§ **Data for processing**

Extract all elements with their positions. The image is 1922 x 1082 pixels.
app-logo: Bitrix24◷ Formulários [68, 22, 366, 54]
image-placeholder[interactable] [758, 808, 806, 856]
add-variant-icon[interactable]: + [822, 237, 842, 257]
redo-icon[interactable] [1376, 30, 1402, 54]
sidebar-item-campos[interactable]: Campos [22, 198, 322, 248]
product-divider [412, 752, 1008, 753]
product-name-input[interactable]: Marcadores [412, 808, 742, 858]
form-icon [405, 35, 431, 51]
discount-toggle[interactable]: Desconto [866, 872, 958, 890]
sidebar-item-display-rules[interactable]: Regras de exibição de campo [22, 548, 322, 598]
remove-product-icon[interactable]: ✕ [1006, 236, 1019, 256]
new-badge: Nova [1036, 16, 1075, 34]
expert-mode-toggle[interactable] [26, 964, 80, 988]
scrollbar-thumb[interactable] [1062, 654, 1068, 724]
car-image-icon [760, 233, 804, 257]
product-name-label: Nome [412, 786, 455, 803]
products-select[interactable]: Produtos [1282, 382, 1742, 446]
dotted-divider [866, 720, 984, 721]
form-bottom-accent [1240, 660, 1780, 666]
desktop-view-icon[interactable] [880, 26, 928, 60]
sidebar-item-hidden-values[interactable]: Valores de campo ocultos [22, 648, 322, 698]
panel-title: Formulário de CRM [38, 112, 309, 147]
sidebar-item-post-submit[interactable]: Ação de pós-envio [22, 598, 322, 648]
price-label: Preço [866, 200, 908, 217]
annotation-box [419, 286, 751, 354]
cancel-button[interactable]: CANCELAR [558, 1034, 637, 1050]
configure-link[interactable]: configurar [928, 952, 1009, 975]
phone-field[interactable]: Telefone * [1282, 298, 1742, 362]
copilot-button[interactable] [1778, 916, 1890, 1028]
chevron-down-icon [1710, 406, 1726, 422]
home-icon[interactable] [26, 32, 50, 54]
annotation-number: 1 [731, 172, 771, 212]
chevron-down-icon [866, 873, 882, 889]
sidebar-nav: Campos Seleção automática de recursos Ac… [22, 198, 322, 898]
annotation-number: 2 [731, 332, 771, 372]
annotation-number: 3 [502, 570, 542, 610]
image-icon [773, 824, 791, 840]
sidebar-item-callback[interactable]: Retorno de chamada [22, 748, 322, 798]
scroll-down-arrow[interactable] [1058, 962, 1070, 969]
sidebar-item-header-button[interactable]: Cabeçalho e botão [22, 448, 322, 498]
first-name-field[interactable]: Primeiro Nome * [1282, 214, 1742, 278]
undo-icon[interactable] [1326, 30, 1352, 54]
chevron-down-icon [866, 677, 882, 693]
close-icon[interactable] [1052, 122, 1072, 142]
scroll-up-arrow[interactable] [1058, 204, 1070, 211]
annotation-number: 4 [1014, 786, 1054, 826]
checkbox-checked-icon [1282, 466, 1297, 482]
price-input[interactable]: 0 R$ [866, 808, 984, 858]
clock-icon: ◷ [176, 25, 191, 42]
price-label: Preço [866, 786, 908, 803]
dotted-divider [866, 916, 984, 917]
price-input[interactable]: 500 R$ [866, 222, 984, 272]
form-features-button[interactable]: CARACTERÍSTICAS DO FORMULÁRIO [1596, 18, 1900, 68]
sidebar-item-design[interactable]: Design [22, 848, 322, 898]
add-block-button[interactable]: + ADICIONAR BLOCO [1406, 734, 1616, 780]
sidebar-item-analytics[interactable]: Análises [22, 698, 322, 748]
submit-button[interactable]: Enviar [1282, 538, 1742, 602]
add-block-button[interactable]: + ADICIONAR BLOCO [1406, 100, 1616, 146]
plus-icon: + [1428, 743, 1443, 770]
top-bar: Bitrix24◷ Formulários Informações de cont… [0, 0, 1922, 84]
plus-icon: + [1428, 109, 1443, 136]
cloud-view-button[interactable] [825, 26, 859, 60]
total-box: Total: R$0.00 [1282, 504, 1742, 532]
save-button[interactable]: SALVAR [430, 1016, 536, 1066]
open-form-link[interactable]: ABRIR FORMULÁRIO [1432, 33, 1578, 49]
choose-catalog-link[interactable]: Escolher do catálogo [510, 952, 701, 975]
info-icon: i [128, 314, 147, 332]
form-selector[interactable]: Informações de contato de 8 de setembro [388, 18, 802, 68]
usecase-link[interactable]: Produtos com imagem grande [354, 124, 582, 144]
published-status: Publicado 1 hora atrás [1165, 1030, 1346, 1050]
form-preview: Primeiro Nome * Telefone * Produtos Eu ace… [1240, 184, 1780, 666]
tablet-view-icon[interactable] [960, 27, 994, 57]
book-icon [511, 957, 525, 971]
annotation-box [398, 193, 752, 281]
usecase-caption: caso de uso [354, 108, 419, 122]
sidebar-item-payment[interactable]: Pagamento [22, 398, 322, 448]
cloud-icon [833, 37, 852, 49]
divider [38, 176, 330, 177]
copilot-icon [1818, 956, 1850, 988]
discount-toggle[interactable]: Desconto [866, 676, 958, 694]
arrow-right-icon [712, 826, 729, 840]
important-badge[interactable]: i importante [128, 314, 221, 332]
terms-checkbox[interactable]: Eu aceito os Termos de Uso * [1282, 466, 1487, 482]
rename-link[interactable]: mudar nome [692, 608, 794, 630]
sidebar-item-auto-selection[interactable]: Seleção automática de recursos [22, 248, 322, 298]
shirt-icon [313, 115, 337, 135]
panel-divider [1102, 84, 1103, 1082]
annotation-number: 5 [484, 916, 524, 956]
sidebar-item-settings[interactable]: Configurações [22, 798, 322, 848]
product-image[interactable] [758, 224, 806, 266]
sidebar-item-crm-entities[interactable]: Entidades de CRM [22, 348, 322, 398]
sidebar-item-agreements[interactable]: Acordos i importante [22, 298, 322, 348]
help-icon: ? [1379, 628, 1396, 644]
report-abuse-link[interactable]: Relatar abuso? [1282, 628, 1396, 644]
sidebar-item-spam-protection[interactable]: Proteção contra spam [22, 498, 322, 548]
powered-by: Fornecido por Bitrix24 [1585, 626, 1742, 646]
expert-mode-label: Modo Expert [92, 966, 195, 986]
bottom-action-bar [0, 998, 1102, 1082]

§ **What is asked**
Please copy every line of the material above word for word, without adding or changing anything.

§ **Answer to this task**
Extract all elements with their positions. The image is 1922 x 1082 pixels.
app-logo: Bitrix24◷ Formulários [68, 22, 366, 54]
image-placeholder[interactable] [758, 808, 806, 856]
add-variant-icon[interactable]: + [822, 237, 842, 257]
redo-icon[interactable] [1376, 30, 1402, 54]
sidebar-item-campos[interactable]: Campos [22, 198, 322, 248]
product-divider [412, 752, 1008, 753]
product-name-input[interactable]: Marcadores [412, 808, 742, 858]
form-icon [405, 35, 431, 51]
discount-toggle[interactable]: Desconto [866, 872, 958, 890]
sidebar-item-display-rules[interactable]: Regras de exibição de campo [22, 548, 322, 598]
remove-product-icon[interactable]: ✕ [1006, 236, 1019, 256]
new-badge: Nova [1036, 16, 1075, 34]
expert-mode-toggle[interactable] [26, 964, 80, 988]
scrollbar-thumb[interactable] [1062, 654, 1068, 724]
car-image-icon [760, 233, 804, 257]
product-name-label: Nome [412, 786, 455, 803]
products-select[interactable]: Produtos [1282, 382, 1742, 446]
dotted-divider [866, 720, 984, 721]
form-bottom-accent [1240, 660, 1780, 666]
desktop-view-icon[interactable] [880, 26, 928, 60]
sidebar-item-hidden-values[interactable]: Valores de campo ocultos [22, 648, 322, 698]
panel-title: Formulário de CRM [38, 112, 309, 147]
sidebar-item-post-submit[interactable]: Ação de pós-envio [22, 598, 322, 648]
price-label: Preço [866, 200, 908, 217]
annotation-box [419, 286, 751, 354]
cancel-button[interactable]: CANCELAR [558, 1034, 637, 1050]
configure-link[interactable]: configurar [928, 952, 1009, 975]
phone-field[interactable]: Telefone * [1282, 298, 1742, 362]
copilot-button[interactable] [1778, 916, 1890, 1028]
chevron-down-icon [1710, 406, 1726, 422]
home-icon[interactable] [26, 32, 50, 54]
annotation-number: 1 [731, 172, 771, 212]
chevron-down-icon [866, 873, 882, 889]
sidebar-nav: Campos Seleção automática de recursos Ac… [22, 198, 322, 898]
annotation-number: 2 [731, 332, 771, 372]
annotation-number: 3 [502, 570, 542, 610]
image-icon [773, 824, 791, 840]
sidebar-item-callback[interactable]: Retorno de chamada [22, 748, 322, 798]
scroll-down-arrow[interactable] [1058, 962, 1070, 969]
sidebar-item-header-button[interactable]: Cabeçalho e botão [22, 448, 322, 498]
first-name-field[interactable]: Primeiro Nome * [1282, 214, 1742, 278]
undo-icon[interactable] [1326, 30, 1352, 54]
chevron-down-icon [866, 677, 882, 693]
close-icon[interactable] [1052, 122, 1072, 142]
scroll-up-arrow[interactable] [1058, 204, 1070, 211]
annotation-number: 4 [1014, 786, 1054, 826]
checkbox-checked-icon [1282, 466, 1297, 482]
price-input[interactable]: 0 R$ [866, 808, 984, 858]
clock-icon: ◷ [176, 25, 191, 42]
price-label: Preço [866, 786, 908, 803]
dotted-divider [866, 916, 984, 917]
price-input[interactable]: 500 R$ [866, 222, 984, 272]
form-features-button[interactable]: CARACTERÍSTICAS DO FORMULÁRIO [1596, 18, 1900, 68]
sidebar-item-design[interactable]: Design [22, 848, 322, 898]
add-block-button[interactable]: + ADICIONAR BLOCO [1406, 734, 1616, 780]
sidebar-item-analytics[interactable]: Análises [22, 698, 322, 748]
submit-button[interactable]: Enviar [1282, 538, 1742, 602]
add-block-button[interactable]: + ADICIONAR BLOCO [1406, 100, 1616, 146]
plus-icon: + [1428, 743, 1443, 770]
top-bar: Bitrix24◷ Formulários Informações de cont… [0, 0, 1922, 84]
plus-icon: + [1428, 109, 1443, 136]
cloud-view-button[interactable] [825, 26, 859, 60]
total-box: Total: R$0.00 [1282, 504, 1742, 532]
save-button[interactable]: SALVAR [430, 1016, 536, 1066]
open-form-link[interactable]: ABRIR FORMULÁRIO [1432, 33, 1578, 49]
choose-catalog-link[interactable]: Escolher do catálogo [510, 952, 701, 975]
info-icon: i [128, 314, 147, 332]
form-selector[interactable]: Informações de contato de 8 de setembro [388, 18, 802, 68]
usecase-link[interactable]: Produtos com imagem grande [354, 124, 582, 144]
published-status: Publicado 1 hora atrás [1165, 1030, 1346, 1050]
form-preview: Primeiro Nome * Telefone * Produtos Eu ace… [1240, 184, 1780, 666]
tablet-view-icon[interactable] [960, 27, 994, 57]
book-icon [511, 957, 525, 971]
annotation-box [398, 193, 752, 281]
usecase-caption: caso de uso [354, 108, 419, 122]
sidebar-item-payment[interactable]: Pagamento [22, 398, 322, 448]
cloud-icon [833, 37, 852, 49]
divider [38, 176, 330, 177]
copilot-icon [1818, 956, 1850, 988]
discount-toggle[interactable]: Desconto [866, 676, 958, 694]
arrow-right-icon [712, 826, 729, 840]
important-badge[interactable]: i importante [128, 314, 221, 332]
terms-checkbox[interactable]: Eu aceito os Termos de Uso * [1282, 466, 1487, 482]
rename-link[interactable]: mudar nome [692, 608, 794, 630]
sidebar-item-auto-selection[interactable]: Seleção automática de recursos [22, 248, 322, 298]
shirt-icon [313, 115, 337, 135]
panel-divider [1102, 84, 1103, 1082]
annotation-number: 5 [484, 916, 524, 956]
sidebar-item-settings[interactable]: Configurações [22, 798, 322, 848]
product-image[interactable] [758, 224, 806, 266]
sidebar-item-crm-entities[interactable]: Entidades de CRM [22, 348, 322, 398]
sidebar-item-agreements[interactable]: Acordos i importante [22, 298, 322, 348]
help-icon: ? [1379, 628, 1396, 644]
report-abuse-link[interactable]: Relatar abuso? [1282, 628, 1396, 644]
sidebar-item-spam-protection[interactable]: Proteção contra spam [22, 498, 322, 548]
powered-by: Fornecido por Bitrix24 [1585, 626, 1742, 646]
expert-mode-label: Modo Expert [92, 966, 195, 986]
bottom-action-bar [0, 998, 1102, 1082]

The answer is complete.